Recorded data

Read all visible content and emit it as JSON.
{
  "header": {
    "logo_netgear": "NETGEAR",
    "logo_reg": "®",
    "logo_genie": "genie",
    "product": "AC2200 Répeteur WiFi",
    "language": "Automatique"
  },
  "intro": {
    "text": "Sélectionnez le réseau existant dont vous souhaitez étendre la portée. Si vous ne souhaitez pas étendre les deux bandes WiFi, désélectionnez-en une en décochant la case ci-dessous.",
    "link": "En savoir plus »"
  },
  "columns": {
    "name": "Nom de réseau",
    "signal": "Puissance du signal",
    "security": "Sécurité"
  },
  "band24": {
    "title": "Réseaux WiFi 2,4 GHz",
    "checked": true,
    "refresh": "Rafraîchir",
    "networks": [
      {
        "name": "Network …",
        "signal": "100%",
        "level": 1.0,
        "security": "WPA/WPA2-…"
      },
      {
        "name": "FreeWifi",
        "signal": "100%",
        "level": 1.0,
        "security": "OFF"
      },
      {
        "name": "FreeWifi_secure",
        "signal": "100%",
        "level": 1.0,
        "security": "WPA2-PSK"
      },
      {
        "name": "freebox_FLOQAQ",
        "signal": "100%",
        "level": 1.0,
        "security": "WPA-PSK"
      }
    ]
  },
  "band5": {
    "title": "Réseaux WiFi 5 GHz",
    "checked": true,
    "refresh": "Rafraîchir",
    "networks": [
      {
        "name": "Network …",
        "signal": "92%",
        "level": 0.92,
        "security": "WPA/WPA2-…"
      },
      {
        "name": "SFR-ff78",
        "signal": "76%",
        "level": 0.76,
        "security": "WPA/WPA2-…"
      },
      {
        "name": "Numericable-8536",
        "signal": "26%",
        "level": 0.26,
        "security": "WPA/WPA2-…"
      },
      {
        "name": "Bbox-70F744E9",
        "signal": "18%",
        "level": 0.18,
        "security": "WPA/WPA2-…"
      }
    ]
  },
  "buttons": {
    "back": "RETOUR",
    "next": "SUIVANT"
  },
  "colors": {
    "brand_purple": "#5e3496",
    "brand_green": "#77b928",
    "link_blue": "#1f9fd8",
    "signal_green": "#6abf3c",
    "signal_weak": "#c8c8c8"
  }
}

Short problem —
Reproduce the data, keeping every line exactly the same.

Exercise result —
Read all visible content and emit it as JSON.
{
  "header": {
    "logo_netgear": "NETGEAR",
    "logo_reg": "®",
    "logo_genie": "genie",
    "product": "AC2200 Répeteur WiFi",
    "language": "Automatique"
  },
  "intro": {
    "text": "Sélectionnez le réseau existant dont vous souhaitez étendre la portée. Si vous ne souhaitez pas étendre les deux bandes WiFi, désélectionnez-en une en décochant la case ci-dessous.",
    "link": "En savoir plus »"
  },
  "columns": {
    "name": "Nom de réseau",
    "signal": "Puissance du signal",
    "security": "Sécurité"
  },
  "band24": {
    "title": "Réseaux WiFi 2,4 GHz",
    "checked": true,
    "refresh": "Rafraîchir",
    "networks": [
      {
        "name": "Network …",
        "signal": "100%",
        "level": 1.0,
        "security": "WPA/WPA2-…"
      },
      {
        "name": "FreeWifi",
        "signal": "100%",
        "level": 1.0,
        "security": "OFF"
      },
      {
        "name": "FreeWifi_secure",
        "signal": "100%",
        "level": 1.0,
        "security": "WPA2-PSK"
      },
      {
        "name": "freebox_FLOQAQ",
        "signal": "100%",
        "level": 1.0,
        "security": "WPA-PSK"
      }
    ]
  },
  "band5": {
    "title": "Réseaux WiFi 5 GHz",
    "checked": true,
    "refresh": "Rafraîchir",
    "networks": [
      {
        "name": "Network …",
        "signal": "92%",
        "level": 0.92,
        "security": "WPA/WPA2-…"
      },
      {
        "name": "SFR-ff78",
        "signal": "76%",
        "level": 0.76,
        "security": "WPA/WPA2-…"
      },
      {
        "name": "Numericable-8536",
        "signal": "26%",
        "level": 0.26,
        "security": "WPA/WPA2-…"
      },
      {
        "name": "Bbox-70F744E9",
        "signal": "18%",
        "level": 0.18,
        "security": "WPA/WPA2-…"
      }
    ]
  },
  "buttons": {
    "back": "RETOUR",
    "next": "SUIVANT"
  },
  "colors": {
    "brand_purple": "#5e3496",
    "brand_green": "#77b928",
    "link_blue": "#1f9fd8",
    "signal_green": "#6abf3c",
    "signal_weak": "#c8c8c8"
  }
}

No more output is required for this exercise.